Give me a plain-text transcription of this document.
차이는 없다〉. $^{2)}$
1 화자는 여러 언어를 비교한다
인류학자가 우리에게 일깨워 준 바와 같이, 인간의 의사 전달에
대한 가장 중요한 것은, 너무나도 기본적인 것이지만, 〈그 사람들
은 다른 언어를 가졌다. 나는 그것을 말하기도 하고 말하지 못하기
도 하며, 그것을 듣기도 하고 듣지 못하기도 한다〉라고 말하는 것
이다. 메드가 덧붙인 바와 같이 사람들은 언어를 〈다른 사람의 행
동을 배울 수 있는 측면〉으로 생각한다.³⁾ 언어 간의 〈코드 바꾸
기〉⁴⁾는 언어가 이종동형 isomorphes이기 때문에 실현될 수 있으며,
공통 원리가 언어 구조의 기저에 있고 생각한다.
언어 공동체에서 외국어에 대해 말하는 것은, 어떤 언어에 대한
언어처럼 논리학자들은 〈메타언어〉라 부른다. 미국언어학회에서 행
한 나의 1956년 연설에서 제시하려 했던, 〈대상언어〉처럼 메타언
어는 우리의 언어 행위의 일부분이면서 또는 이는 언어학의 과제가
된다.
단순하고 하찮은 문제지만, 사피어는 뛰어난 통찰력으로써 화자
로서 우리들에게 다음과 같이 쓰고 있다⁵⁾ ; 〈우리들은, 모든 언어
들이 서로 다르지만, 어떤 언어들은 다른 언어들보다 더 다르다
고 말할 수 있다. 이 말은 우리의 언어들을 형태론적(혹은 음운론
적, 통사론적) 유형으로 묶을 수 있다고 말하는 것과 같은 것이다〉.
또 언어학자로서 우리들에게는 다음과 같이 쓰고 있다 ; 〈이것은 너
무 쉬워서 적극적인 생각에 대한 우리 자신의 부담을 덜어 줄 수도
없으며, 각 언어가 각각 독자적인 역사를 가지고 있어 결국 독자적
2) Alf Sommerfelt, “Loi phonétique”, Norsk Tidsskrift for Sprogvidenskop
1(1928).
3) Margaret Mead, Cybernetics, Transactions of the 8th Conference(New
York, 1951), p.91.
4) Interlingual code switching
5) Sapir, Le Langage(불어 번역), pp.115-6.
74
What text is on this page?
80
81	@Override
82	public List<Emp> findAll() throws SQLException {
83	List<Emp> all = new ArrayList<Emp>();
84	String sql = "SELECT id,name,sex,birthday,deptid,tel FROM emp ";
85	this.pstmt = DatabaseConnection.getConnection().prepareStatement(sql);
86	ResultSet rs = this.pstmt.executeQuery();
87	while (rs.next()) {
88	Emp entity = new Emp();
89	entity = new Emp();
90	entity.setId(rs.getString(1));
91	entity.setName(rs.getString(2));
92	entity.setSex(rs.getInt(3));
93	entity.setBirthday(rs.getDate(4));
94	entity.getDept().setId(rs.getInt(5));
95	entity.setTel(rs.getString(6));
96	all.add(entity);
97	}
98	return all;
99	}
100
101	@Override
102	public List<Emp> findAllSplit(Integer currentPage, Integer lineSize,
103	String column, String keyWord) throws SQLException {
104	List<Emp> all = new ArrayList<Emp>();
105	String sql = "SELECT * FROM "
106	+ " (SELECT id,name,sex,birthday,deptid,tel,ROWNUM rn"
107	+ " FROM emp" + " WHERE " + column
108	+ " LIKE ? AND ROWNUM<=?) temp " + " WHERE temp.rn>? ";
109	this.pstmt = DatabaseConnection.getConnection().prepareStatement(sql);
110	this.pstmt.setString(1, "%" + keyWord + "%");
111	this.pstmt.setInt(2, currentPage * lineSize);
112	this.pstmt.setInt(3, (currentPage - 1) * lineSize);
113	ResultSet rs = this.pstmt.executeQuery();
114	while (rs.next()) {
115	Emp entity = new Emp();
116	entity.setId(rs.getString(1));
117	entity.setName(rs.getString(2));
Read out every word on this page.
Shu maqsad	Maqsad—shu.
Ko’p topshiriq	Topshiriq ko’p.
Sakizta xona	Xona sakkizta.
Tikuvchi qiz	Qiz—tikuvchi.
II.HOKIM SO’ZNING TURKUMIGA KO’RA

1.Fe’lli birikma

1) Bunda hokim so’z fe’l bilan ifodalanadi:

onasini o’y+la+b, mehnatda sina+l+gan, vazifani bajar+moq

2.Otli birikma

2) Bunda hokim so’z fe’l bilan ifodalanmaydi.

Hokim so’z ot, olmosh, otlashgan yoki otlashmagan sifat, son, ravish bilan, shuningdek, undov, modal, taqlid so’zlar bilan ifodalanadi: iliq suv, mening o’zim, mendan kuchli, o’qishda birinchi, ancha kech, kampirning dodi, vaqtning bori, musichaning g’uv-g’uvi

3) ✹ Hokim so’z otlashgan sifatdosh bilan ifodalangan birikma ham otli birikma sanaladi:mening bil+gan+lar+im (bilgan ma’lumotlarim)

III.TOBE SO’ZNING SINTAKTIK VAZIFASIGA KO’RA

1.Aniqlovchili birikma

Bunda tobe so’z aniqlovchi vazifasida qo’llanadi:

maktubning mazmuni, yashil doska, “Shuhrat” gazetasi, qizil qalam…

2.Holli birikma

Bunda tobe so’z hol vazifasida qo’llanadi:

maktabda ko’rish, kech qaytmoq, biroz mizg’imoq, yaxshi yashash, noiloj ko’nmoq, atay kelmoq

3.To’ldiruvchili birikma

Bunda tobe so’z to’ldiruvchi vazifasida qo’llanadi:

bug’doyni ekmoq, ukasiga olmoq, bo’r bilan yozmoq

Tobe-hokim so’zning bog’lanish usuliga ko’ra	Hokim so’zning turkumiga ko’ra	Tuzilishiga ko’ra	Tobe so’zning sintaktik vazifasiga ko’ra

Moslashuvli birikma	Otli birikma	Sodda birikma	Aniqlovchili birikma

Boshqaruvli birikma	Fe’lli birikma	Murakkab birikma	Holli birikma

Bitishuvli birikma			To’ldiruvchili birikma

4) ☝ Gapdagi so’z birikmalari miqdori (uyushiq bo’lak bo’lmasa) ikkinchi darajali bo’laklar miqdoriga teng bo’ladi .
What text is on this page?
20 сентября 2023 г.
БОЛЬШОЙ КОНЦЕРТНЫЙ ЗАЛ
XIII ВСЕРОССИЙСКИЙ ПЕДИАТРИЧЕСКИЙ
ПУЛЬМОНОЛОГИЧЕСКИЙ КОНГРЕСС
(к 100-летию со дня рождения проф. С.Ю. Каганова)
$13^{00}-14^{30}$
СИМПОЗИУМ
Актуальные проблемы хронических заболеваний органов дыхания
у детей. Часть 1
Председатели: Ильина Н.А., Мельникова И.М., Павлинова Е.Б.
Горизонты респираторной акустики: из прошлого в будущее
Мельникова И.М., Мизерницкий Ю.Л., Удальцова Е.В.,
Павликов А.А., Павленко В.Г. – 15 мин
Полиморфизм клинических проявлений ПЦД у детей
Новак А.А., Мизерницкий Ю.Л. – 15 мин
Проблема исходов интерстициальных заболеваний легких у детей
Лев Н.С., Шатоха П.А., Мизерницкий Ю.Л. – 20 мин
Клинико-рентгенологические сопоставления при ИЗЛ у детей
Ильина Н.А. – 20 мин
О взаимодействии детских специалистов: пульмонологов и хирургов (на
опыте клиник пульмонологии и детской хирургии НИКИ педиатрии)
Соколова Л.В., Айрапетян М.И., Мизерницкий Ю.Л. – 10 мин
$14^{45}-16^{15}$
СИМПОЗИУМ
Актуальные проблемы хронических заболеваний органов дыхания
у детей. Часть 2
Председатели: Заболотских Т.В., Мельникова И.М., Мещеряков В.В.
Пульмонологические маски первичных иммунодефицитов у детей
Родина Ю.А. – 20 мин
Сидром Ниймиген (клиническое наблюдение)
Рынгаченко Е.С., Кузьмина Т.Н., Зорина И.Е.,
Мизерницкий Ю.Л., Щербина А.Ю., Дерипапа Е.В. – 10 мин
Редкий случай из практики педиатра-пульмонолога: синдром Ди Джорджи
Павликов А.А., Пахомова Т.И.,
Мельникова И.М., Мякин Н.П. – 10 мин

:::::

* _STATED TASK_: Note each line of the entries that has "생각한다" in it, and copy those lines.

* _SOLUTION_:
동을 배울 수 있는 측면〉으로 생각한다.³⁾ 언어 간의 〈코드 바꾸
공통 원리가 언어 구조의 기저에 있고 생각한다.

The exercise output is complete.